*** MATERIAL FOR THIS EXERCISE ***

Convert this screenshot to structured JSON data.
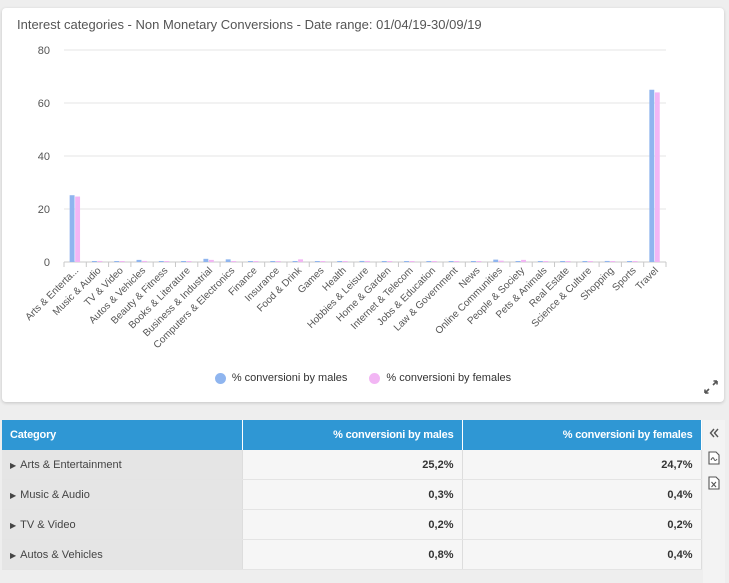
{
  "chart": {
    "title": "Interest categories - Non Monetary Conversions - Date range: 01/04/19-30/09/19"
  },
  "chart_data": {
    "type": "bar",
    "title": "Interest categories - Non Monetary Conversions - Date range: 01/04/19-30/09/19",
    "categories": [
      "Arts & Enterta...",
      "Music & Audio",
      "TV & Video",
      "Autos & Vehicles",
      "Beauty & Fitness",
      "Books & Literature",
      "Business & Industrial",
      "Computers & Electronics",
      "Finance",
      "Insurance",
      "Food & Drink",
      "Games",
      "Health",
      "Hobbies & Leisure",
      "Home & Garden",
      "Internet & Telecom",
      "Jobs & Education",
      "Law & Government",
      "News",
      "Online Communities",
      "People & Society",
      "Pets & Animals",
      "Real Estate",
      "Science & Culture",
      "Shopping",
      "Sports",
      "Travel"
    ],
    "series": [
      {
        "name": "% conversioni by males",
        "color": "#8fb5ef",
        "values": [
          25.2,
          0.3,
          0.2,
          0.8,
          0.1,
          0.1,
          1.2,
          1.0,
          0.1,
          0.1,
          0.3,
          0.1,
          0.2,
          0.4,
          0.2,
          0.2,
          0.2,
          0.1,
          0.1,
          0.9,
          0.3,
          0.2,
          0.1,
          0.2,
          0.4,
          0.1,
          65.0
        ]
      },
      {
        "name": "% conversioni by females",
        "color": "#f2b6f4",
        "values": [
          24.7,
          0.4,
          0.2,
          0.4,
          0.3,
          0.2,
          0.8,
          0.3,
          0.1,
          0.1,
          1.0,
          0.1,
          0.2,
          0.4,
          0.2,
          0.2,
          0.2,
          0.1,
          0.1,
          0.5,
          0.8,
          0.3,
          0.1,
          0.2,
          0.3,
          0.2,
          64.0
        ]
      }
    ],
    "ylim": [
      0,
      80
    ],
    "yticks": [
      "0",
      "20",
      "40",
      "60",
      "80"
    ],
    "grid": true,
    "legend": "bottom-center"
  },
  "table": {
    "headers": [
      "Category",
      "% conversioni by males",
      "% conversioni by females"
    ],
    "rows": [
      {
        "category": "Arts & Entertainment",
        "males": "25,2%",
        "females": "24,7%"
      },
      {
        "category": "Music & Audio",
        "males": "0,3%",
        "females": "0,4%"
      },
      {
        "category": "TV & Video",
        "males": "0,2%",
        "females": "0,2%"
      },
      {
        "category": "Autos & Vehicles",
        "males": "0,8%",
        "females": "0,4%"
      }
    ]
  },
  "icons": {
    "collapse": "double-chevron-left-icon",
    "pdf": "pdf-export-icon",
    "excel": "excel-export-icon",
    "expand": "expand-arrows-icon",
    "row_caret": "caret-right-icon"
  }
}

***

INSTRUCTIONS TO FOLLOW: Using the records above, output their complete text exactly, minus any images.

SOLUTION TO THE PROBLEM:
Convert this screenshot to structured JSON data.
{
  "chart": {
    "title": "Interest categories - Non Monetary Conversions - Date range: 01/04/19-30/09/19"
  },
  "chart_data": {
    "type": "bar",
    "title": "Interest categories - Non Monetary Conversions - Date range: 01/04/19-30/09/19",
    "categories": [
      "Arts & Enterta...",
      "Music & Audio",
      "TV & Video",
      "Autos & Vehicles",
      "Beauty & Fitness",
      "Books & Literature",
      "Business & Industrial",
      "Computers & Electronics",
      "Finance",
      "Insurance",
      "Food & Drink",
      "Games",
      "Health",
      "Hobbies & Leisure",
      "Home & Garden",
      "Internet & Telecom",
      "Jobs & Education",
      "Law & Government",
      "News",
      "Online Communities",
      "People & Society",
      "Pets & Animals",
      "Real Estate",
      "Science & Culture",
      "Shopping",
      "Sports",
      "Travel"
    ],
    "series": [
      {
        "name": "% conversioni by males",
        "color": "#8fb5ef",
        "values": [
          25.2,
          0.3,
          0.2,
          0.8,
          0.1,
          0.1,
          1.2,
          1.0,
          0.1,
          0.1,
          0.3,
          0.1,
          0.2,
          0.4,
          0.2,
          0.2,
          0.2,
          0.1,
          0.1,
          0.9,
          0.3,
          0.2,
          0.1,
          0.2,
          0.4,
          0.1,
          65.0
        ]
      },
      {
        "name": "% conversioni by females",
        "color": "#f2b6f4",
        "values": [
          24.7,
          0.4,
          0.2,
          0.4,
          0.3,
          0.2,
          0.8,
          0.3,
          0.1,
          0.1,
          1.0,
          0.1,
          0.2,
          0.4,
          0.2,
          0.2,
          0.2,
          0.1,
          0.1,
          0.5,
          0.8,
          0.3,
          0.1,
          0.2,
          0.3,
          0.2,
          64.0
        ]
      }
    ],
    "ylim": [
      0,
      80
    ],
    "yticks": [
      "0",
      "20",
      "40",
      "60",
      "80"
    ],
    "grid": true,
    "legend": "bottom-center"
  },
  "table": {
    "headers": [
      "Category",
      "% conversioni by males",
      "% conversioni by females"
    ],
    "rows": [
      {
        "category": "Arts & Entertainment",
        "males": "25,2%",
        "females": "24,7%"
      },
      {
        "category": "Music & Audio",
        "males": "0,3%",
        "females": "0,4%"
      },
      {
        "category": "TV & Video",
        "males": "0,2%",
        "females": "0,2%"
      },
      {
        "category": "Autos & Vehicles",
        "males": "0,8%",
        "females": "0,4%"
      }
    ]
  },
  "icons": {
    "collapse": "double-chevron-left-icon",
    "pdf": "pdf-export-icon",
    "excel": "excel-export-icon",
    "expand": "expand-arrows-icon",
    "row_caret": "caret-right-icon"
  }
}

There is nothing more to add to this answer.